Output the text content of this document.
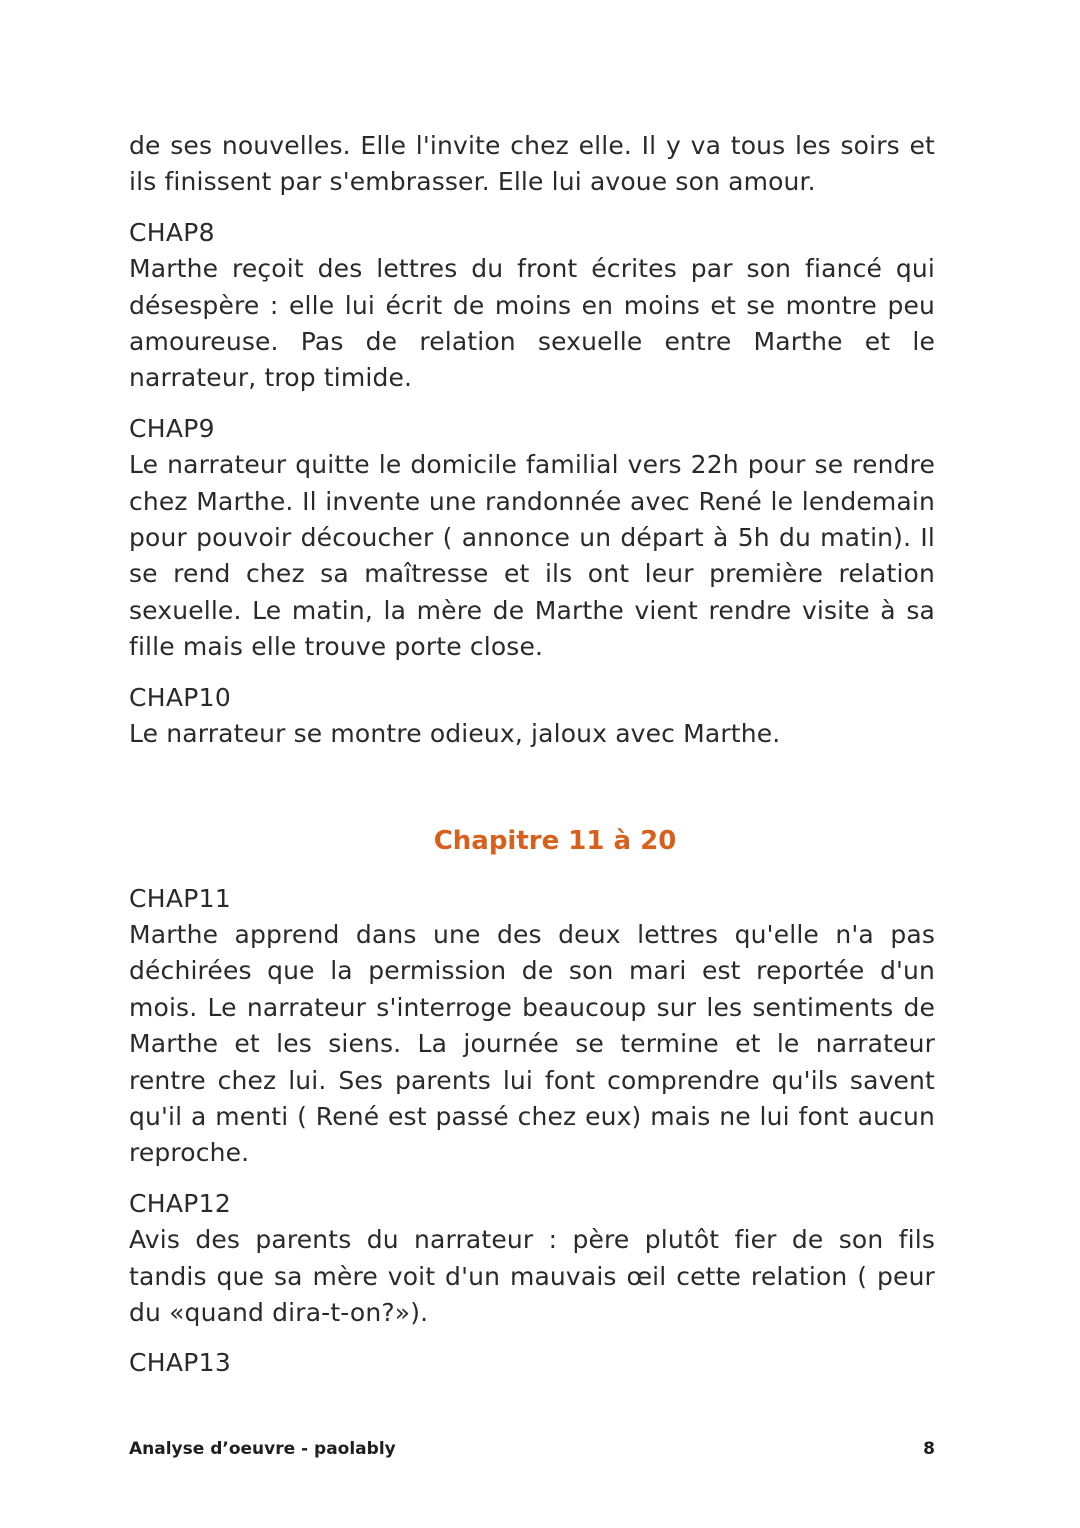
de ses nouvelles. Elle l'invite chez elle. Il y va tous les soirs et ils finissent par s'embrasser. Elle lui avoue son amour.

CHAP8

Marthe reçoit des lettres du front écrites par son fiancé qui désespère : elle lui écrit de moins en moins et se montre peu amoureuse. Pas de relation sexuelle entre Marthe et le narrateur, trop timide.

CHAP9

Le narrateur quitte le domicile familial vers 22h pour se rendre chez Marthe. Il invente une randonnée avec René le lendemain pour pouvoir découcher ( annonce un départ à 5h du matin). Il se rend chez sa maîtresse et ils ont leur première relation sexuelle. Le matin, la mère de Marthe vient rendre visite à sa fille mais elle trouve porte close.

CHAP10

Le narrateur se montre odieux, jaloux avec Marthe.

Chapitre 11 à 20

CHAP11

Marthe apprend dans une des deux lettres qu'elle n'a pas déchirées que la permission de son mari est reportée d'un mois. Le narrateur s'interroge beaucoup sur les sentiments de Marthe et les siens. La journée se termine et le narrateur rentre chez lui. Ses parents lui font comprendre qu'ils savent qu'il a menti ( René est passé chez eux) mais ne lui font aucun reproche.

CHAP12

Avis des parents du narrateur : père plutôt fier de son fils tandis que sa mère voit d'un mauvais œil cette relation ( peur du «quand dira-t-on?»).

CHAP13

Analyse d’oeuvre - paolably	8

────────

Task directions: Write out all the entries word for word, but skip any images.

Response:
Output the text content of this document.
de ses nouvelles. Elle l'invite chez elle. Il y va tous les soirs et ils finissent par s'embrasser. Elle lui avoue son amour.

CHAP8

Marthe reçoit des lettres du front écrites par son fiancé qui désespère : elle lui écrit de moins en moins et se montre peu amoureuse. Pas de relation sexuelle entre Marthe et le narrateur, trop timide.

CHAP9

Le narrateur quitte le domicile familial vers 22h pour se rendre chez Marthe. Il invente une randonnée avec René le lendemain pour pouvoir découcher ( annonce un départ à 5h du matin). Il se rend chez sa maîtresse et ils ont leur première relation sexuelle. Le matin, la mère de Marthe vient rendre visite à sa fille mais elle trouve porte close.

CHAP10

Le narrateur se montre odieux, jaloux avec Marthe.

Chapitre 11 à 20

CHAP11

Marthe apprend dans une des deux lettres qu'elle n'a pas déchirées que la permission de son mari est reportée d'un mois. Le narrateur s'interroge beaucoup sur les sentiments de Marthe et les siens. La journée se termine et le narrateur rentre chez lui. Ses parents lui font comprendre qu'ils savent qu'il a menti ( René est passé chez eux) mais ne lui font aucun reproche.

CHAP12

Avis des parents du narrateur : père plutôt fier de son fils tandis que sa mère voit d'un mauvais œil cette relation ( peur du «quand dira-t-on?»).

CHAP13

Analyse d’oeuvre - paolably	8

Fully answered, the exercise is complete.